GIVEN INSTRUCTION:
Write the data out again exactly, with no pictures.
:: DATA PROVIDED ::
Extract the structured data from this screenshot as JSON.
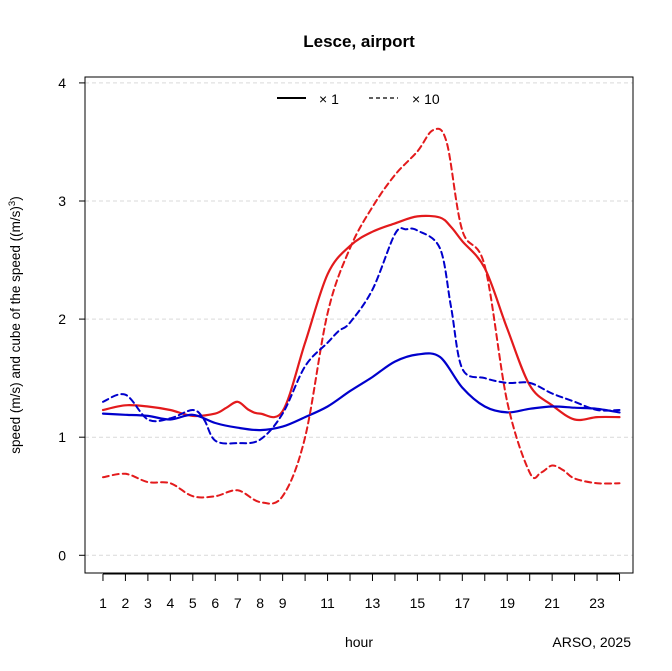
{
  "chart_data": {
    "type": "line",
    "title": "Lesce, airport",
    "xlabel": "hour",
    "ylabel_main": "speed (m/s) and cube of the speed ((m/s)",
    "ylabel_sup": "3",
    "ylabel_end": ")",
    "credit": "ARSO, 2025",
    "xlim": [
      0.2,
      24.6
    ],
    "ylim": [
      -0.15,
      4.05
    ],
    "x_ticks": [
      1,
      2,
      3,
      4,
      5,
      6,
      7,
      8,
      9,
      11,
      13,
      15,
      17,
      19,
      21,
      23
    ],
    "x_minor_ticks": [
      10,
      12,
      14,
      16,
      18,
      20,
      22,
      24
    ],
    "y_ticks": [
      0,
      1,
      2,
      3,
      4
    ],
    "grid": "horizontal dashed",
    "legend": {
      "position": "top",
      "items": [
        {
          "label": "× 1",
          "style": "solid"
        },
        {
          "label": "×  10",
          "style": "dashed"
        }
      ]
    },
    "colors": {
      "red": "#e31a1c",
      "blue": "#0000cc",
      "grid": "#d9d9d9"
    },
    "series": [
      {
        "color": "red",
        "style": "solid",
        "x": [
          1,
          2,
          3,
          4,
          5,
          6,
          6.5,
          7,
          7.5,
          8,
          9,
          10,
          11,
          12,
          13,
          14,
          15,
          16,
          16.5,
          17,
          18,
          19,
          20,
          21,
          22,
          23,
          24
        ],
        "y": [
          1.23,
          1.27,
          1.26,
          1.23,
          1.18,
          1.2,
          1.25,
          1.3,
          1.23,
          1.2,
          1.22,
          1.8,
          2.38,
          2.62,
          2.74,
          2.81,
          2.87,
          2.86,
          2.78,
          2.66,
          2.43,
          1.92,
          1.44,
          1.27,
          1.15,
          1.17,
          1.17
        ]
      },
      {
        "color": "blue",
        "style": "solid",
        "x": [
          1,
          2,
          3,
          4,
          5,
          6,
          7,
          8,
          9,
          10,
          11,
          12,
          13,
          14,
          15,
          16,
          17,
          18,
          19,
          20,
          21,
          22,
          23,
          24
        ],
        "y": [
          1.2,
          1.19,
          1.18,
          1.15,
          1.19,
          1.12,
          1.08,
          1.06,
          1.09,
          1.17,
          1.26,
          1.39,
          1.51,
          1.64,
          1.7,
          1.68,
          1.42,
          1.26,
          1.21,
          1.24,
          1.26,
          1.25,
          1.24,
          1.21
        ]
      },
      {
        "color": "red",
        "style": "dashed",
        "x": [
          1,
          2,
          3,
          4,
          5,
          6,
          7,
          8,
          9,
          10,
          11,
          12,
          13,
          14,
          15,
          15.7,
          16.3,
          17,
          18,
          19,
          20,
          20.5,
          21,
          21.5,
          22,
          23,
          24
        ],
        "y": [
          0.66,
          0.69,
          0.62,
          0.61,
          0.5,
          0.5,
          0.55,
          0.45,
          0.5,
          1.0,
          2.05,
          2.6,
          2.95,
          3.22,
          3.42,
          3.6,
          3.5,
          2.75,
          2.45,
          1.3,
          0.7,
          0.7,
          0.76,
          0.72,
          0.65,
          0.61,
          0.61
        ]
      },
      {
        "color": "blue",
        "style": "dashed",
        "x": [
          1,
          2,
          3,
          4,
          5,
          5.5,
          6,
          7,
          8,
          9,
          10,
          11,
          11.5,
          12,
          13,
          14,
          14.5,
          15,
          16,
          16.5,
          17,
          18,
          19,
          20,
          21,
          22,
          23,
          24
        ],
        "y": [
          1.3,
          1.36,
          1.15,
          1.16,
          1.23,
          1.15,
          0.97,
          0.95,
          0.98,
          1.2,
          1.6,
          1.8,
          1.9,
          1.97,
          2.25,
          2.72,
          2.76,
          2.75,
          2.6,
          2.1,
          1.58,
          1.5,
          1.46,
          1.46,
          1.37,
          1.3,
          1.23,
          1.23
        ]
      }
    ]
  }
}
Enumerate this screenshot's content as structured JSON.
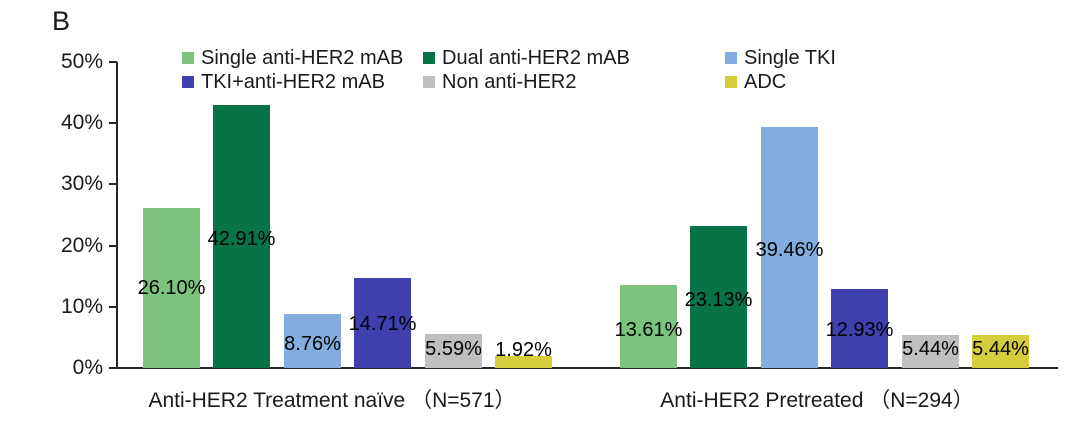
{
  "panel_label": "B",
  "chart_data": {
    "type": "bar",
    "title": "",
    "xlabel": "",
    "ylabel": "",
    "ylim": [
      0,
      50
    ],
    "y_ticks": [
      "0%",
      "10%",
      "20%",
      "30%",
      "40%",
      "50%"
    ],
    "grid": false,
    "legend_position": "top",
    "categories": [
      "Anti-HER2 Treatment naïve （N=571）",
      "Anti-HER2 Pretreated （N=294）"
    ],
    "series": [
      {
        "name": "Single anti-HER2 mAB",
        "color": "#7cc47d",
        "values": [
          26.1,
          13.61
        ]
      },
      {
        "name": "Dual anti-HER2 mAB",
        "color": "#077347",
        "values": [
          42.91,
          23.13
        ]
      },
      {
        "name": "Single TKI",
        "color": "#83adde",
        "values": [
          8.76,
          39.46
        ]
      },
      {
        "name": "TKI+anti-HER2 mAB",
        "color": "#3f3fae",
        "values": [
          14.71,
          12.93
        ]
      },
      {
        "name": "Non anti-HER2",
        "color": "#bfbfbf",
        "values": [
          5.59,
          5.44
        ]
      },
      {
        "name": "ADC",
        "color": "#d5cd3c",
        "values": [
          1.92,
          5.44
        ]
      }
    ],
    "data_labels": [
      [
        "26.10%",
        "42.91%",
        "8.76%",
        "14.71%",
        "5.59%",
        "1.92%"
      ],
      [
        "13.61%",
        "23.13%",
        "39.46%",
        "12.93%",
        "5.44%",
        "5.44%"
      ]
    ],
    "axis_color": "#262626",
    "text_color": "#1a1a1a"
  }
}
:::
FINAL RESULT:
Extract the structured data from this screenshot as JSON.
{
  "chart_data": {
    "type": "line",
    "title": "Lesce, airport",
    "xlabel": "hour",
    "ylabel_main": "speed (m/s) and cube of the speed ((m/s)",
    "ylabel_sup": "3",
    "ylabel_end": ")",
    "credit": "ARSO, 2025",
    "xlim": [
      0.2,
      24.6
    ],
    "ylim": [
      -0.15,
      4.05
    ],
    "x_ticks": [
      1,
      2,
      3,
      4,
      5,
      6,
      7,
      8,
      9,
      11,
      13,
      15,
      17,
      19,
      21,
      23
    ],
    "x_minor_ticks": [
      10,
      12,
      14,
      16,
      18,
      20,
      22,
      24
    ],
    "y_ticks": [
      0,
      1,
      2,
      3,
      4
    ],
    "grid": "horizontal dashed",
    "legend": {
      "position": "top",
      "items": [
        {
          "label": "× 1",
          "style": "solid"
        },
        {
          "label": "×  10",
          "style": "dashed"
        }
      ]
    },
    "colors": {
      "red": "#e31a1c",
      "blue": "#0000cc",
      "grid": "#d9d9d9"
    },
    "series": [
      {
        "color": "red",
        "style": "solid",
        "x": [
          1,
          2,
          3,
          4,
          5,
          6,
          6.5,
          7,
          7.5,
          8,
          9,
          10,
          11,
          12,
          13,
          14,
          15,
          16,
          16.5,
          17,
          18,
          19,
          20,
          21,
          22,
          23,
          24
        ],
        "y": [
          1.23,
          1.27,
          1.26,
          1.23,
          1.18,
          1.2,
          1.25,
          1.3,
          1.23,
          1.2,
          1.22,
          1.8,
          2.38,
          2.62,
          2.74,
          2.81,
          2.87,
          2.86,
          2.78,
          2.66,
          2.43,
          1.92,
          1.44,
          1.27,
          1.15,
          1.17,
          1.17
        ]
      },
      {
        "color": "blue",
        "style": "solid",
        "x": [
          1,
          2,
          3,
          4,
          5,
          6,
          7,
          8,
          9,
          10,
          11,
          12,
          13,
          14,
          15,
          16,
          17,
          18,
          19,
          20,
          21,
          22,
          23,
          24
        ],
        "y": [
          1.2,
          1.19,
          1.18,
          1.15,
          1.19,
          1.12,
          1.08,
          1.06,
          1.09,
          1.17,
          1.26,
          1.39,
          1.51,
          1.64,
          1.7,
          1.68,
          1.42,
          1.26,
          1.21,
          1.24,
          1.26,
          1.25,
          1.24,
          1.21
        ]
      },
      {
        "color": "red",
        "style": "dashed",
        "x": [
          1,
          2,
          3,
          4,
          5,
          6,
          7,
          8,
          9,
          10,
          11,
          12,
          13,
          14,
          15,
          15.7,
          16.3,
          17,
          18,
          19,
          20,
          20.5,
          21,
          21.5,
          22,
          23,
          24
        ],
        "y": [
          0.66,
          0.69,
          0.62,
          0.61,
          0.5,
          0.5,
          0.55,
          0.45,
          0.5,
          1.0,
          2.05,
          2.6,
          2.95,
          3.22,
          3.42,
          3.6,
          3.5,
          2.75,
          2.45,
          1.3,
          0.7,
          0.7,
          0.76,
          0.72,
          0.65,
          0.61,
          0.61
        ]
      },
      {
        "color": "blue",
        "style": "dashed",
        "x": [
          1,
          2,
          3,
          4,
          5,
          5.5,
          6,
          7,
          8,
          9,
          10,
          11,
          11.5,
          12,
          13,
          14,
          14.5,
          15,
          16,
          16.5,
          17,
          18,
          19,
          20,
          21,
          22,
          23,
          24
        ],
        "y": [
          1.3,
          1.36,
          1.15,
          1.16,
          1.23,
          1.15,
          0.97,
          0.95,
          0.98,
          1.2,
          1.6,
          1.8,
          1.9,
          1.97,
          2.25,
          2.72,
          2.76,
          2.75,
          2.6,
          2.1,
          1.58,
          1.5,
          1.46,
          1.46,
          1.37,
          1.3,
          1.23,
          1.23
        ]
      }
    ]
  }
}
Enumerate this screenshot's content as structured JSON.
{
  "panel_label": "B",
  "chart_data": {
    "type": "bar",
    "title": "",
    "xlabel": "",
    "ylabel": "",
    "ylim": [
      0,
      50
    ],
    "y_ticks": [
      "0%",
      "10%",
      "20%",
      "30%",
      "40%",
      "50%"
    ],
    "grid": false,
    "legend_position": "top",
    "categories": [
      "Anti-HER2 Treatment naïve （N=571）",
      "Anti-HER2 Pretreated （N=294）"
    ],
    "series": [
      {
        "name": "Single anti-HER2 mAB",
        "color": "#7cc47d",
        "values": [
          26.1,
          13.61
        ]
      },
      {
        "name": "Dual anti-HER2 mAB",
        "color": "#077347",
        "values": [
          42.91,
          23.13
        ]
      },
      {
        "name": "Single TKI",
        "color": "#83adde",
        "values": [
          8.76,
          39.46
        ]
      },
      {
        "name": "TKI+anti-HER2 mAB",
        "color": "#3f3fae",
        "values": [
          14.71,
          12.93
        ]
      },
      {
        "name": "Non anti-HER2",
        "color": "#bfbfbf",
        "values": [
          5.59,
          5.44
        ]
      },
      {
        "name": "ADC",
        "color": "#d5cd3c",
        "values": [
          1.92,
          5.44
        ]
      }
    ],
    "data_labels": [
      [
        "26.10%",
        "42.91%",
        "8.76%",
        "14.71%",
        "5.59%",
        "1.92%"
      ],
      [
        "13.61%",
        "23.13%",
        "39.46%",
        "12.93%",
        "5.44%",
        "5.44%"
      ]
    ],
    "axis_color": "#262626",
    "text_color": "#1a1a1a"
  }
}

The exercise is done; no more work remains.